### YOUR INSTRUCTIONS
Find the word "Credit" in the data. Return every line where it appears.

-- BEGIN DATASET --

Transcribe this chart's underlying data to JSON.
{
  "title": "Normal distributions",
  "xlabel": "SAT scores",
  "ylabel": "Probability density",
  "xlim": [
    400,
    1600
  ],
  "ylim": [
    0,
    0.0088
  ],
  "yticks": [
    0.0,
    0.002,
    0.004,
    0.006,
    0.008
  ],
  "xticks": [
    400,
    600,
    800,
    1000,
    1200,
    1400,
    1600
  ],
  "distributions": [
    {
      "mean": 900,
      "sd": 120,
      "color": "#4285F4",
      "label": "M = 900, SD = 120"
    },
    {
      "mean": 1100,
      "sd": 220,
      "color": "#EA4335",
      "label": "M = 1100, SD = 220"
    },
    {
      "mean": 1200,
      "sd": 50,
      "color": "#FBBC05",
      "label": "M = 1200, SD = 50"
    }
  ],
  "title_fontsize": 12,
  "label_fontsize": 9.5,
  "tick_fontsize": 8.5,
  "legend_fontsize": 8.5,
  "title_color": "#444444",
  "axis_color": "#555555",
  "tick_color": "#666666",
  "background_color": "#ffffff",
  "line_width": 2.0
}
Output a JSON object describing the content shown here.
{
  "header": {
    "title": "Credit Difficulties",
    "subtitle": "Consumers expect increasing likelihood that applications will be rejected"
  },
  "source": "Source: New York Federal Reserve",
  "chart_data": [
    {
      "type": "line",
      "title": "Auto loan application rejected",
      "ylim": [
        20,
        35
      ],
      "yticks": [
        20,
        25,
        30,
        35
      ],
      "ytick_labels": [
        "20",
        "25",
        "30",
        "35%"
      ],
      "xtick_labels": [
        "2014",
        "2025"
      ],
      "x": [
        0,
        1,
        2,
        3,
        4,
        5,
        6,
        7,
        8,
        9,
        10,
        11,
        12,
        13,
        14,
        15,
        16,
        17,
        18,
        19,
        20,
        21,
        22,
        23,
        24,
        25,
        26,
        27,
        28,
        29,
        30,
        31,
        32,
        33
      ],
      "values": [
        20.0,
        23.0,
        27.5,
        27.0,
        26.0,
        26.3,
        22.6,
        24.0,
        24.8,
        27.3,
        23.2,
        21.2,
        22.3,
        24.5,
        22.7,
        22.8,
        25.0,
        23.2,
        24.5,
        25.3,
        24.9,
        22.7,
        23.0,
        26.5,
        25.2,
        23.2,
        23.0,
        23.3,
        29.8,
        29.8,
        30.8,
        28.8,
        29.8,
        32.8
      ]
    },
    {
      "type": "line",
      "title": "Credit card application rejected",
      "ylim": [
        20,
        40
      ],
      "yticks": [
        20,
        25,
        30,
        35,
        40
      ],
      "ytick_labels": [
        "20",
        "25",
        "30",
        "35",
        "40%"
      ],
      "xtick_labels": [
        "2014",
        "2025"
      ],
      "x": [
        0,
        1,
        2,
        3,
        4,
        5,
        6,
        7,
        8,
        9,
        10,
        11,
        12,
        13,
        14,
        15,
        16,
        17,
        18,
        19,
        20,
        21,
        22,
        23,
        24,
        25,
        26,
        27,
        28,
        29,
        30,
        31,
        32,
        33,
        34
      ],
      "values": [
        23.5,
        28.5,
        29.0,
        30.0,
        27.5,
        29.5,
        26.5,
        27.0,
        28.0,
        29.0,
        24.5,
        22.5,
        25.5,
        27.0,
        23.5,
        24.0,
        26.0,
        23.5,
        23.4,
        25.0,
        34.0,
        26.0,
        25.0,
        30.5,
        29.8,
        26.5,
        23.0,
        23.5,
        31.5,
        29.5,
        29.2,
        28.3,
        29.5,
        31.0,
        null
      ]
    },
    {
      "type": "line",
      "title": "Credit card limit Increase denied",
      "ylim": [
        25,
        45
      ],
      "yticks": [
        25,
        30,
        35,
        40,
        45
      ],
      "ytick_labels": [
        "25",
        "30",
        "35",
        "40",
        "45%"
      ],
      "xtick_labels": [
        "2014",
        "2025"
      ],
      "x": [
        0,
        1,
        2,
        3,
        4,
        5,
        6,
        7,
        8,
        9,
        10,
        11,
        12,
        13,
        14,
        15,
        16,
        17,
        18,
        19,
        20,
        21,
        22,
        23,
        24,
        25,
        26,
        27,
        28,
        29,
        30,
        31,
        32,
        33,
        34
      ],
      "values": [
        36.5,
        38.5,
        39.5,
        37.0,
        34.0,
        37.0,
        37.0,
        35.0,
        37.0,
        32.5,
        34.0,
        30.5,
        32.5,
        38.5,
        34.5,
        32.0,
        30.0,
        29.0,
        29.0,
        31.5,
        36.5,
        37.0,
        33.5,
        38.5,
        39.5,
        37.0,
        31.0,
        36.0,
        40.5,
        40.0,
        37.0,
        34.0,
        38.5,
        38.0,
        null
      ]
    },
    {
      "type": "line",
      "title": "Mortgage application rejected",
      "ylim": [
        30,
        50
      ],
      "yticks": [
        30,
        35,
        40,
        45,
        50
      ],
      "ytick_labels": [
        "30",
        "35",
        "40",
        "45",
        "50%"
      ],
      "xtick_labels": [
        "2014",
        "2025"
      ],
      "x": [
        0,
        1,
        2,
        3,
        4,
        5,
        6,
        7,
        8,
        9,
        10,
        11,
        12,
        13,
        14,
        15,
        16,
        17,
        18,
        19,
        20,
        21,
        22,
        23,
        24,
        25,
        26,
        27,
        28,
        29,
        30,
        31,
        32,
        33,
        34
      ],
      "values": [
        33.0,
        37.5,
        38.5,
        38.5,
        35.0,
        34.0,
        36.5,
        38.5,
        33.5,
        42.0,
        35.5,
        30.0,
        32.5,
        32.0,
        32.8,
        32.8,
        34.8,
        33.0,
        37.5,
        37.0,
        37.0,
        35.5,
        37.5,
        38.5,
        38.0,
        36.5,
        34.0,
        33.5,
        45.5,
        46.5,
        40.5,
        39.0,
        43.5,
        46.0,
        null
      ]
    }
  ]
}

-- END DATASET --

### FINAL ANSWER
    "title": "Credit Difficulties",
      "title": "Credit card application rejected",
      "title": "Credit card limit Increase denied",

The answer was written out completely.